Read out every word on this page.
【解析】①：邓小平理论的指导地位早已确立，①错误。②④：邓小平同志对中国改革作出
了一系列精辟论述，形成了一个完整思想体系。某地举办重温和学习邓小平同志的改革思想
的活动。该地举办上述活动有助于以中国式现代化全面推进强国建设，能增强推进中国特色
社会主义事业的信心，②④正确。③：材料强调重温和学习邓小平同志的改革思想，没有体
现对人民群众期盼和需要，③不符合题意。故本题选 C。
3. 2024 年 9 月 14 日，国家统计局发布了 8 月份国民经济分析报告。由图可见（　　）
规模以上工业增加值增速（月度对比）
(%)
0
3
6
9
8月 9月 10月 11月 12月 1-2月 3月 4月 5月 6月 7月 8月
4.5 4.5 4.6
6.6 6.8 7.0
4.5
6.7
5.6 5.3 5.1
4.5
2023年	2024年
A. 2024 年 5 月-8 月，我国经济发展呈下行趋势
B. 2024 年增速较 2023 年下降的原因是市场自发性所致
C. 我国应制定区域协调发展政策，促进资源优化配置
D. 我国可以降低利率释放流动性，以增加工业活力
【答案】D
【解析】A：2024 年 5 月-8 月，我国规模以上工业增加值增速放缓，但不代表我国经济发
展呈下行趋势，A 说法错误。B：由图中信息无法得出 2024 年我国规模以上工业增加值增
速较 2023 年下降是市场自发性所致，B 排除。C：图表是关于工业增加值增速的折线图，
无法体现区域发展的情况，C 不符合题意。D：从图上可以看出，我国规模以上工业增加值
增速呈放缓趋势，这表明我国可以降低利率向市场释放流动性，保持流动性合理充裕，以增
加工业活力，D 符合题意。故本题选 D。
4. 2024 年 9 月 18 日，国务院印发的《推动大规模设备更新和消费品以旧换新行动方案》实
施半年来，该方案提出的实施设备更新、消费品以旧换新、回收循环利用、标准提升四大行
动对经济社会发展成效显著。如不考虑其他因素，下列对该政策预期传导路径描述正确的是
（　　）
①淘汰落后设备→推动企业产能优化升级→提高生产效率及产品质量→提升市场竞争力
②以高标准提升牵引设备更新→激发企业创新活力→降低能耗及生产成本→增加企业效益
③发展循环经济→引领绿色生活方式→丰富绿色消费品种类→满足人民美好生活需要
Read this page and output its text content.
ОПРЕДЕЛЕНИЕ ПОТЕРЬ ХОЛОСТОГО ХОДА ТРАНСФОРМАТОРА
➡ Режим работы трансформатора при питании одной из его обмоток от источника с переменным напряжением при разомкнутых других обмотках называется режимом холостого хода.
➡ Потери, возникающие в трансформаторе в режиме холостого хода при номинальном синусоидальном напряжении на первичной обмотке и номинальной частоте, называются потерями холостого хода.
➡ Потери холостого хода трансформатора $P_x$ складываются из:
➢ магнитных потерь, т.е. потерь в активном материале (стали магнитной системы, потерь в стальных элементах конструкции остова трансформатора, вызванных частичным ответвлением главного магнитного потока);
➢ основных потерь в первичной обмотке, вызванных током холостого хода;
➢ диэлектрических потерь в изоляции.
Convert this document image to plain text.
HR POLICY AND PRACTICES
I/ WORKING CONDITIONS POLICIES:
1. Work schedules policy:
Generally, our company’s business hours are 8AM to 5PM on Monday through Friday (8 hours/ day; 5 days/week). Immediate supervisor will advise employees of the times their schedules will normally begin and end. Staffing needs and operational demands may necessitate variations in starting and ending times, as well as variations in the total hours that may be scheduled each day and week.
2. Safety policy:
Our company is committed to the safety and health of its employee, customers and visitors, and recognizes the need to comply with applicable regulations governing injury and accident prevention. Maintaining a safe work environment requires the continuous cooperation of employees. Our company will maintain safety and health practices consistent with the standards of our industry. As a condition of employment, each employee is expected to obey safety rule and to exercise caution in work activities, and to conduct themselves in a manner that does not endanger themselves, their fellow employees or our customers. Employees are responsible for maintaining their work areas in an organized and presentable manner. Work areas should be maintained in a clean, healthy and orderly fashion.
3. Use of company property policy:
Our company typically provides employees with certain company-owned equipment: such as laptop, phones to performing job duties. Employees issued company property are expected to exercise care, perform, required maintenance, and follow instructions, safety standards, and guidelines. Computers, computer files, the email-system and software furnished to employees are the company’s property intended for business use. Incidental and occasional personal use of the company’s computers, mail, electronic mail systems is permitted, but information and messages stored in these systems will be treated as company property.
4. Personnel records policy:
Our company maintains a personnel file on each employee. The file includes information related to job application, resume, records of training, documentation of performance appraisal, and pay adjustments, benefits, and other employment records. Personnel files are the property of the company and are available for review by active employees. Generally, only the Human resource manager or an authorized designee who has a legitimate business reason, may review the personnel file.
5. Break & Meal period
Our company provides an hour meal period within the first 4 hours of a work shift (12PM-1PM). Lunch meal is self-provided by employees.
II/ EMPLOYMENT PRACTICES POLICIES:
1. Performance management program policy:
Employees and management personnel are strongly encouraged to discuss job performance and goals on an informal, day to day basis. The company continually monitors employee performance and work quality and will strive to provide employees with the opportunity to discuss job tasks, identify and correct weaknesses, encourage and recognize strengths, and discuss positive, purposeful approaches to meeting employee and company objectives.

> _WHAT YOU HAVE TO DO_:
Recopy the entries above in their entirety, exactly.

> _RESULT_:
Read out every word on this page.
【解析】①：邓小平理论的指导地位早已确立，①错误。②④：邓小平同志对中国改革作出
了一系列精辟论述，形成了一个完整思想体系。某地举办重温和学习邓小平同志的改革思想
的活动。该地举办上述活动有助于以中国式现代化全面推进强国建设，能增强推进中国特色
社会主义事业的信心，②④正确。③：材料强调重温和学习邓小平同志的改革思想，没有体
现对人民群众期盼和需要，③不符合题意。故本题选 C。
3. 2024 年 9 月 14 日，国家统计局发布了 8 月份国民经济分析报告。由图可见（　　）
规模以上工业增加值增速（月度对比）
(%)
0
3
6
9
8月 9月 10月 11月 12月 1-2月 3月 4月 5月 6月 7月 8月
4.5 4.5 4.6
6.6 6.8 7.0
4.5
6.7
5.6 5.3 5.1
4.5
2023年	2024年
A. 2024 年 5 月-8 月，我国经济发展呈下行趋势
B. 2024 年增速较 2023 年下降的原因是市场自发性所致
C. 我国应制定区域协调发展政策，促进资源优化配置
D. 我国可以降低利率释放流动性，以增加工业活力
【答案】D
【解析】A：2024 年 5 月-8 月，我国规模以上工业增加值增速放缓，但不代表我国经济发
展呈下行趋势，A 说法错误。B：由图中信息无法得出 2024 年我国规模以上工业增加值增
速较 2023 年下降是市场自发性所致，B 排除。C：图表是关于工业增加值增速的折线图，
无法体现区域发展的情况，C 不符合题意。D：从图上可以看出，我国规模以上工业增加值
增速呈放缓趋势，这表明我国可以降低利率向市场释放流动性，保持流动性合理充裕，以增
加工业活力，D 符合题意。故本题选 D。
4. 2024 年 9 月 18 日，国务院印发的《推动大规模设备更新和消费品以旧换新行动方案》实
施半年来，该方案提出的实施设备更新、消费品以旧换新、回收循环利用、标准提升四大行
动对经济社会发展成效显著。如不考虑其他因素，下列对该政策预期传导路径描述正确的是
（　　）
①淘汰落后设备→推动企业产能优化升级→提高生产效率及产品质量→提升市场竞争力
②以高标准提升牵引设备更新→激发企业创新活力→降低能耗及生产成本→增加企业效益
③发展循环经济→引领绿色生活方式→丰富绿色消费品种类→满足人民美好生活需要
Read this page and output its text content.
ОПРЕДЕЛЕНИЕ ПОТЕРЬ ХОЛОСТОГО ХОДА ТРАНСФОРМАТОРА
➡ Режим работы трансформатора при питании одной из его обмоток от источника с переменным напряжением при разомкнутых других обмотках называется режимом холостого хода.
➡ Потери, возникающие в трансформаторе в режиме холостого хода при номинальном синусоидальном напряжении на первичной обмотке и номинальной частоте, называются потерями холостого хода.
➡ Потери холостого хода трансформатора $P_x$ складываются из:
➢ магнитных потерь, т.е. потерь в активном материале (стали магнитной системы, потерь в стальных элементах конструкции остова трансформатора, вызванных частичным ответвлением главного магнитного потока);
➢ основных потерь в первичной обмотке, вызванных током холостого хода;
➢ диэлектрических потерь в изоляции.
Convert this document image to plain text.
HR POLICY AND PRACTICES
I/ WORKING CONDITIONS POLICIES:
1. Work schedules policy:
Generally, our company’s business hours are 8AM to 5PM on Monday through Friday (8 hours/ day; 5 days/week). Immediate supervisor will advise employees of the times their schedules will normally begin and end. Staffing needs and operational demands may necessitate variations in starting and ending times, as well as variations in the total hours that may be scheduled each day and week.
2. Safety policy:
Our company is committed to the safety and health of its employee, customers and visitors, and recognizes the need to comply with applicable regulations governing injury and accident prevention. Maintaining a safe work environment requires the continuous cooperation of employees. Our company will maintain safety and health practices consistent with the standards of our industry. As a condition of employment, each employee is expected to obey safety rule and to exercise caution in work activities, and to conduct themselves in a manner that does not endanger themselves, their fellow employees or our customers. Employees are responsible for maintaining their work areas in an organized and presentable manner. Work areas should be maintained in a clean, healthy and orderly fashion.
3. Use of company property policy:
Our company typically provides employees with certain company-owned equipment: such as laptop, phones to performing job duties. Employees issued company property are expected to exercise care, perform, required maintenance, and follow instructions, safety standards, and guidelines. Computers, computer files, the email-system and software furnished to employees are the company’s property intended for business use. Incidental and occasional personal use of the company’s computers, mail, electronic mail systems is permitted, but information and messages stored in these systems will be treated as company property.
4. Personnel records policy:
Our company maintains a personnel file on each employee. The file includes information related to job application, resume, records of training, documentation of performance appraisal, and pay adjustments, benefits, and other employment records. Personnel files are the property of the company and are available for review by active employees. Generally, only the Human resource manager or an authorized designee who has a legitimate business reason, may review the personnel file.
5. Break & Meal period
Our company provides an hour meal period within the first 4 hours of a work shift (12PM-1PM). Lunch meal is self-provided by employees.
II/ EMPLOYMENT PRACTICES POLICIES:
1. Performance management program policy:
Employees and management personnel are strongly encouraged to discuss job performance and goals on an informal, day to day basis. The company continually monitors employee performance and work quality and will strive to provide employees with the opportunity to discuss job tasks, identify and correct weaknesses, encourage and recognize strengths, and discuss positive, purposeful approaches to meeting employee and company objectives.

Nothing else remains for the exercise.